#### [YOUR OBJECTIVE]
Filter out everything except lines holding "Isıtıcı".

**** RECORDS FOR THE TASK

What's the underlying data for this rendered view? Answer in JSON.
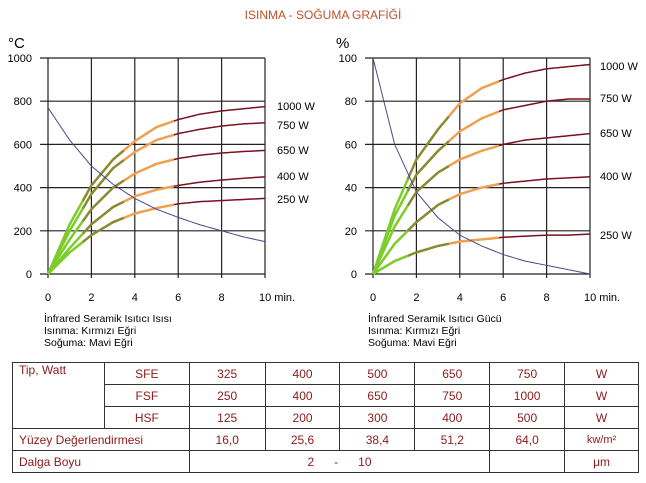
{
  "title": "ISINMA - SOĞUMA GRAFİĞİ",
  "chart_data": [
    {
      "type": "line",
      "ylabel": "°C",
      "xlabel": "min.",
      "xlim": [
        0,
        10
      ],
      "ylim": [
        0,
        1000
      ],
      "xticks": [
        0,
        2,
        4,
        6,
        8,
        10
      ],
      "yticks": [
        0,
        200,
        400,
        600,
        800,
        1000
      ],
      "grid": true,
      "caption": [
        "İnfrared Seramik Isıtıcı Isısı",
        "Isınma: Kırmızı Eğri",
        "Soğuma: Mavi Eğri"
      ],
      "x": [
        0,
        1,
        2,
        3,
        4,
        5,
        6,
        7,
        8,
        9,
        10
      ],
      "series": [
        {
          "name": "1000 W",
          "values": [
            0,
            230,
            410,
            530,
            615,
            680,
            715,
            740,
            755,
            765,
            775
          ]
        },
        {
          "name": "750 W",
          "values": [
            0,
            200,
            370,
            490,
            565,
            620,
            650,
            670,
            685,
            695,
            700
          ]
        },
        {
          "name": "650 W",
          "values": [
            0,
            160,
            300,
            400,
            465,
            510,
            535,
            550,
            560,
            567,
            572
          ]
        },
        {
          "name": "400 W",
          "values": [
            0,
            120,
            230,
            310,
            360,
            390,
            410,
            425,
            435,
            443,
            450
          ]
        },
        {
          "name": "250 W",
          "values": [
            0,
            100,
            180,
            240,
            280,
            305,
            325,
            335,
            340,
            345,
            350
          ]
        },
        {
          "values": [
            770,
            620,
            500,
            415,
            350,
            300,
            262,
            228,
            200,
            172,
            150
          ],
          "color": "#4a4a8a",
          "kind": "cooling"
        }
      ]
    },
    {
      "type": "line",
      "ylabel": "%",
      "xlabel": "min.",
      "xlim": [
        0,
        10
      ],
      "ylim": [
        0,
        100
      ],
      "xticks": [
        0,
        2,
        4,
        6,
        8,
        10
      ],
      "yticks": [
        0,
        20,
        40,
        60,
        80,
        100
      ],
      "grid": true,
      "caption": [
        "İnfrared Seramik Isıtıcı Gücü",
        "Isınma: Kırmızı Eğri",
        "Soğuma: Mavi Eğri"
      ],
      "x": [
        0,
        1,
        2,
        3,
        4,
        5,
        6,
        7,
        8,
        9,
        10
      ],
      "series": [
        {
          "name": "1000 W",
          "values": [
            0,
            30,
            53,
            67,
            79,
            86,
            90,
            93,
            95,
            96,
            97
          ]
        },
        {
          "name": "750 W",
          "values": [
            0,
            27,
            46,
            57,
            66,
            72,
            76,
            78,
            80,
            81,
            81
          ]
        },
        {
          "name": "650 W",
          "values": [
            0,
            22,
            38,
            47,
            53,
            57,
            60,
            62,
            63,
            64,
            65
          ]
        },
        {
          "name": "400 W",
          "values": [
            0,
            14,
            24,
            32,
            37,
            40,
            42,
            43,
            44,
            44.5,
            45
          ]
        },
        {
          "name": "250 W",
          "values": [
            0,
            6,
            10,
            13,
            15,
            16,
            17,
            17.5,
            18,
            18,
            18.5
          ]
        },
        {
          "values": [
            100,
            60,
            38,
            26,
            18,
            13,
            9,
            6,
            4,
            2,
            0
          ],
          "color": "#4a4a8a",
          "kind": "cooling"
        }
      ]
    }
  ],
  "colors": {
    "start": "#7ccc2a",
    "mid": "#8a8a30",
    "warm": "#f0a050",
    "hot": "#7a1020",
    "title": "#c0502a",
    "table_text": "#8b1a1a"
  },
  "table": {
    "tip_label": "Tip, Watt",
    "rows": [
      {
        "type": "SFE",
        "values": [
          "325",
          "400",
          "500",
          "650",
          "750"
        ],
        "unit": "W"
      },
      {
        "type": "FSF",
        "values": [
          "250",
          "400",
          "650",
          "750",
          "1000"
        ],
        "unit": "W"
      },
      {
        "type": "HSF",
        "values": [
          "125",
          "200",
          "300",
          "400",
          "500"
        ],
        "unit": "W"
      }
    ],
    "surface": {
      "label": "Yüzey Değerlendirmesi",
      "values": [
        "16,0",
        "25,6",
        "38,4",
        "51,2",
        "64,0"
      ],
      "unit": "kw/m²"
    },
    "wave": {
      "label": "Dalga Boyu",
      "from": "2",
      "dash": "-",
      "to": "10",
      "unit": "μm"
    }
  }
}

********

#### [FINAL RESULT]
        "İnfrared Seramik Isıtıcı Isısı",
        "İnfrared Seramik Isıtıcı Gücü",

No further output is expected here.